* WHAT IS NEEDED *
Go through the listing and copy each line with the string "sekä".

Entries taken from a collection:
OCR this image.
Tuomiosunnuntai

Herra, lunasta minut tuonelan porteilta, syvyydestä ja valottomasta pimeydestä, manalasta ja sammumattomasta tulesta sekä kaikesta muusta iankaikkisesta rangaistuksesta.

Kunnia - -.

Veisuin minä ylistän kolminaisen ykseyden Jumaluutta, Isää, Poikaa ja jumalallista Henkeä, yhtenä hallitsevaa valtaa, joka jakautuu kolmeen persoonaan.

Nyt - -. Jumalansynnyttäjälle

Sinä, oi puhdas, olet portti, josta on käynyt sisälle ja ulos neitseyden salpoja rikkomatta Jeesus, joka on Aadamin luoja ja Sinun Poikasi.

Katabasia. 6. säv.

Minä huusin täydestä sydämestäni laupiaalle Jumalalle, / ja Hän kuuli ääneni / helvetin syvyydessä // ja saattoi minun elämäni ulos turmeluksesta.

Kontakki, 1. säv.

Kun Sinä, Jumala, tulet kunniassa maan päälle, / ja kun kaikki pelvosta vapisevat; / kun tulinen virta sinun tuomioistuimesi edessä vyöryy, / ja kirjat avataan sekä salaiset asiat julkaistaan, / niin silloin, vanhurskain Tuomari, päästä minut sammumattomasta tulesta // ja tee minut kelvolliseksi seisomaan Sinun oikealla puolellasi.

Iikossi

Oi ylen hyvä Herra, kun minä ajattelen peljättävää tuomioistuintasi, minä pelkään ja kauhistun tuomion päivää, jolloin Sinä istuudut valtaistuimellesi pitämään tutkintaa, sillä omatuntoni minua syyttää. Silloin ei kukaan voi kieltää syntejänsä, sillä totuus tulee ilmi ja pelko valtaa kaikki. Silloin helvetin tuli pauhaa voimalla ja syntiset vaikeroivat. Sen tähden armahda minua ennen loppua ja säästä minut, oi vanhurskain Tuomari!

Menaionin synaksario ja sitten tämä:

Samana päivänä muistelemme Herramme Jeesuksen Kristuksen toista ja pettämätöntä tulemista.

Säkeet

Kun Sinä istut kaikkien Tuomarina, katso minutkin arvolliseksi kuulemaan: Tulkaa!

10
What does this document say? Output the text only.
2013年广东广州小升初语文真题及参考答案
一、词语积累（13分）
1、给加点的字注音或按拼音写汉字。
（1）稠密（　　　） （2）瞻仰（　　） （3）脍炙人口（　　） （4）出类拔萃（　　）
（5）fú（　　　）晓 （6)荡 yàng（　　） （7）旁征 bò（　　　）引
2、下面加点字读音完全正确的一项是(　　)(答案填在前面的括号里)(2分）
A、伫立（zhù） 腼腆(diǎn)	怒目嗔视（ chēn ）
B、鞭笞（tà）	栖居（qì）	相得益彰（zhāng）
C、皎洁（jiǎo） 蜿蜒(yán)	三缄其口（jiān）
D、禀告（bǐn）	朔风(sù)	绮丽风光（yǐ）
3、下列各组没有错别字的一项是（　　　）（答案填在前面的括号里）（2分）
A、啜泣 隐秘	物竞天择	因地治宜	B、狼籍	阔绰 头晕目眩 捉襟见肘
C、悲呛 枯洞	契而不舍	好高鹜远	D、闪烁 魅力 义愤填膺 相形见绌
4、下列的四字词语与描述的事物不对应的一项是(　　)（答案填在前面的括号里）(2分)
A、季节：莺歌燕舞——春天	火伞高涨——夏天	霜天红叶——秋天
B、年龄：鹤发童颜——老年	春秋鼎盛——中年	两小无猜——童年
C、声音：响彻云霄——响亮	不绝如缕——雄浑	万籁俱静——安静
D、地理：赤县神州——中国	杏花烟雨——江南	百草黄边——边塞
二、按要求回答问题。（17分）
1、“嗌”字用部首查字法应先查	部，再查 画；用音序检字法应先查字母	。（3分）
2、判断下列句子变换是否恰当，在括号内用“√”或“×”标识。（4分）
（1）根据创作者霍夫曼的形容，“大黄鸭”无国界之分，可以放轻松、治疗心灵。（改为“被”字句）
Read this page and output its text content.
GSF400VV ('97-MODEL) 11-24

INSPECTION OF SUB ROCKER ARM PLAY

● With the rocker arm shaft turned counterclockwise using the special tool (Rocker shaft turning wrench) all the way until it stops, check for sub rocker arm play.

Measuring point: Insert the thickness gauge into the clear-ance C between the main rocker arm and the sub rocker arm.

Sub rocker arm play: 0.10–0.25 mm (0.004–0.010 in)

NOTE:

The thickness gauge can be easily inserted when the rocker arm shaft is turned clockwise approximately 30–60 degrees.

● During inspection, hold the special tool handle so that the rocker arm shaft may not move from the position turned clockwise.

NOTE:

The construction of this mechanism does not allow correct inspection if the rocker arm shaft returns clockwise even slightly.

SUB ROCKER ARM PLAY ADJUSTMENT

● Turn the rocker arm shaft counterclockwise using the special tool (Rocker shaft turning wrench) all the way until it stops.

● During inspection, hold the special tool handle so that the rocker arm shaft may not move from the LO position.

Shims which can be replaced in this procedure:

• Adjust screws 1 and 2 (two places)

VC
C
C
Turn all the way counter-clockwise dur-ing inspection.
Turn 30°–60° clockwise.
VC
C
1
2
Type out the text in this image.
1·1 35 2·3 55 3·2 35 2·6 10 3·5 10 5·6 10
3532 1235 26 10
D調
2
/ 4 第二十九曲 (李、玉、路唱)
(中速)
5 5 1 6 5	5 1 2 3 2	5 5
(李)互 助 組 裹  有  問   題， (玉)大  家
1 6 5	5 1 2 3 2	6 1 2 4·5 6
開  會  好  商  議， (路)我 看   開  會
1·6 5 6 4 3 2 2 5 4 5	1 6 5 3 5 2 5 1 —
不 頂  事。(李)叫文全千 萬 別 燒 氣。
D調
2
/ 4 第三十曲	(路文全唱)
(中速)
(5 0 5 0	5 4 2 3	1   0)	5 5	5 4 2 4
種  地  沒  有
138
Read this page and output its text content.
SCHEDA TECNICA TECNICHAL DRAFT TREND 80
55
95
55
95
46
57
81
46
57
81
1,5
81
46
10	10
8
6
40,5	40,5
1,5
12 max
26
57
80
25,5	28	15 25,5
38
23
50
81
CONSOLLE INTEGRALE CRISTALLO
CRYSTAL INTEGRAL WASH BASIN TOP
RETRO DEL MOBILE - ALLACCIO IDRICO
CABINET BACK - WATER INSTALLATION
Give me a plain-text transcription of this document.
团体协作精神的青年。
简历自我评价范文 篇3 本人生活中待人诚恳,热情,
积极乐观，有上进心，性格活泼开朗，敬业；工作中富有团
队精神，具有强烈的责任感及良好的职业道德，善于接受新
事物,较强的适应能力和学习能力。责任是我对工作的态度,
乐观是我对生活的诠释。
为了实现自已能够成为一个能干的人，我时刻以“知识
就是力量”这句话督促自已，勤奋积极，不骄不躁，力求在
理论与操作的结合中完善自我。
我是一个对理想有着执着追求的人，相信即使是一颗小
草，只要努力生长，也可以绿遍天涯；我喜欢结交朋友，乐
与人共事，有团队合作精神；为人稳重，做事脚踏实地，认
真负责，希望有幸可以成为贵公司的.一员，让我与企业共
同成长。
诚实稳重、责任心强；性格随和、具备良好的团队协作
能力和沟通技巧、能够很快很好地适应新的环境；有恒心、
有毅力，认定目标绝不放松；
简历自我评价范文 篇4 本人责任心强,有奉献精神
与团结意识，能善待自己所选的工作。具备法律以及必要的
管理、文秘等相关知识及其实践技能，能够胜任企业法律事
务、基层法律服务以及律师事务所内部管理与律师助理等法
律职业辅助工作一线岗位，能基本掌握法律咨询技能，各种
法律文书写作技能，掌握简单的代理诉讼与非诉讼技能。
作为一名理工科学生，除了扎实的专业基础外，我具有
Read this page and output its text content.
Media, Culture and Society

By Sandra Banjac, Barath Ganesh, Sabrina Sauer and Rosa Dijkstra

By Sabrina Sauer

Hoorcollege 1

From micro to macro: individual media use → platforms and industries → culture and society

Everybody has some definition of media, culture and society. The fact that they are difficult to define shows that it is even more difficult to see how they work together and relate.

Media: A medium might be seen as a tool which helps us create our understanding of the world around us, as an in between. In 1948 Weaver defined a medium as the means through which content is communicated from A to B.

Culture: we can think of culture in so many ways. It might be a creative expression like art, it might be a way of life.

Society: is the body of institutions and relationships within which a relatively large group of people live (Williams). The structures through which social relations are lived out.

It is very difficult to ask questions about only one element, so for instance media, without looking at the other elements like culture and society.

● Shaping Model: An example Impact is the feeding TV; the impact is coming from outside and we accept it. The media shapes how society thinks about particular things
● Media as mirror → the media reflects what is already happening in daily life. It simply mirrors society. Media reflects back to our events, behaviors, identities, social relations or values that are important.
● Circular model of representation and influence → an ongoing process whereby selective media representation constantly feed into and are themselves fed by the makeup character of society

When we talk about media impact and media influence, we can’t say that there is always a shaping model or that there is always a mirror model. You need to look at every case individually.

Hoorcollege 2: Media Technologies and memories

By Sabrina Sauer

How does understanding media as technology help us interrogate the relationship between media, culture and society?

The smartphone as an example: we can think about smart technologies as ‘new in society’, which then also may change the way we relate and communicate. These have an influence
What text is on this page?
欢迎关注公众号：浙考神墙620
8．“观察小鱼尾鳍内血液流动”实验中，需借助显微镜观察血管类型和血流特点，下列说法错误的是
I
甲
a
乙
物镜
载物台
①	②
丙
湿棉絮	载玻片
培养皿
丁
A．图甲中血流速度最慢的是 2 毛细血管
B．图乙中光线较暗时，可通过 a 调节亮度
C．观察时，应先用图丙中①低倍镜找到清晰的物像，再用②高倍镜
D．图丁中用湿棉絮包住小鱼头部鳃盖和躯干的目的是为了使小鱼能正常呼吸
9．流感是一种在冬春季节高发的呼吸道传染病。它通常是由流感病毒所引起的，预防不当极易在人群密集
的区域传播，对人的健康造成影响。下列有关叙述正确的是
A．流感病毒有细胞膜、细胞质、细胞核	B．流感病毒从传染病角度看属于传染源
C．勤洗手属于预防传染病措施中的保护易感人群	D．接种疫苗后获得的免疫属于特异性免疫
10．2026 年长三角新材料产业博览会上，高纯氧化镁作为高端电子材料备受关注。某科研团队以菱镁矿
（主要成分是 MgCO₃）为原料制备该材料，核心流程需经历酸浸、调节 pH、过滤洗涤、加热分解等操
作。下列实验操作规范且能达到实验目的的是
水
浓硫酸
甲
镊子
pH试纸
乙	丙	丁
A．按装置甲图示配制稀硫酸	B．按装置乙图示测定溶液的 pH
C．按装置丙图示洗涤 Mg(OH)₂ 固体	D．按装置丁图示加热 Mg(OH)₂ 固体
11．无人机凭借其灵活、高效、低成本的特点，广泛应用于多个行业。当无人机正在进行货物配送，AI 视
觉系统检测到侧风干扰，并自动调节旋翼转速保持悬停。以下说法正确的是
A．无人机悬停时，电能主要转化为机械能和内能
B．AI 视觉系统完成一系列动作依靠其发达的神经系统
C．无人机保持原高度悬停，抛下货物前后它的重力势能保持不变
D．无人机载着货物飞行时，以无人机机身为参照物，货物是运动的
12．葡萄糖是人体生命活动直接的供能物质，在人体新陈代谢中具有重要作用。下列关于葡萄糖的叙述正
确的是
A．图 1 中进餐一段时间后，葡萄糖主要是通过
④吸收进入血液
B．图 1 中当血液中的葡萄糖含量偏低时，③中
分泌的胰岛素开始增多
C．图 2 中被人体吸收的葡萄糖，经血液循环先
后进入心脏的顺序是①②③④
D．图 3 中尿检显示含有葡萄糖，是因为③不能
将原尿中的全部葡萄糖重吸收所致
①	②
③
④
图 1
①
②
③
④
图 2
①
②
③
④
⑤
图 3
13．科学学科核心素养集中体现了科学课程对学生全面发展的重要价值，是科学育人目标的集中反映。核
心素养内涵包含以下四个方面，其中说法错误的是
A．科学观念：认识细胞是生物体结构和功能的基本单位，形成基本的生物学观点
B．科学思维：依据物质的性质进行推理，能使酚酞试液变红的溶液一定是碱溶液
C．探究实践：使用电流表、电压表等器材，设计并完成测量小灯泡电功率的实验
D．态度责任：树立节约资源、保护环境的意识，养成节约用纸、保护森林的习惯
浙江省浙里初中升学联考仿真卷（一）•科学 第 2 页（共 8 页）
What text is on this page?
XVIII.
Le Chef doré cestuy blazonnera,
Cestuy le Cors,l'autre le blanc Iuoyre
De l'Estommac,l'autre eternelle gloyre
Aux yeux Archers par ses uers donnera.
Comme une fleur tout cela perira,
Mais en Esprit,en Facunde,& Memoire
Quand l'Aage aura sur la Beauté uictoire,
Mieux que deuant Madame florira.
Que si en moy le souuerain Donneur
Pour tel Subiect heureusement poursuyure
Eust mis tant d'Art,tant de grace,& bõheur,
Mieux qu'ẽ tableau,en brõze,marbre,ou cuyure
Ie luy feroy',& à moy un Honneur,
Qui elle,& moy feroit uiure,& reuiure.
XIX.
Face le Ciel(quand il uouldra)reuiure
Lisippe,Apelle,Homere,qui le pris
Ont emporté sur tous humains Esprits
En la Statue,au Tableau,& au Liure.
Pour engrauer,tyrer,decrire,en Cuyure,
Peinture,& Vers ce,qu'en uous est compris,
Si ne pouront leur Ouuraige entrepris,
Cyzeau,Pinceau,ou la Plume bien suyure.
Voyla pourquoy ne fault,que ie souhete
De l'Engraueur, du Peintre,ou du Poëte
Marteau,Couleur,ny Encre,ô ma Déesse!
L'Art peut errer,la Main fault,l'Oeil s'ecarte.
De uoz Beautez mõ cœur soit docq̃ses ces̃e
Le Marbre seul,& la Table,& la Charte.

* TASK SOLUTION *
Herra, lunasta minut tuonelan porteilta, syvyydestä ja valottomasta pimeydestä, manalasta ja sammumattomasta tulesta sekä kaikesta muusta iankaikkisesta rangaistuksesta.
Kun Sinä, Jumala, tulet kunniassa maan päälle, / ja kun kaikki pelvosta vapisevat; / kun tulinen virta sinun tuomioistuimesi edessä vyöryy, / ja kirjat avataan sekä salaiset asiat julkaistaan, / niin silloin, vanhurskain Tuomari, päästä minut sammumattomasta tulesta // ja tee minut kelvolliseksi seisomaan Sinun oikealla puolellasi.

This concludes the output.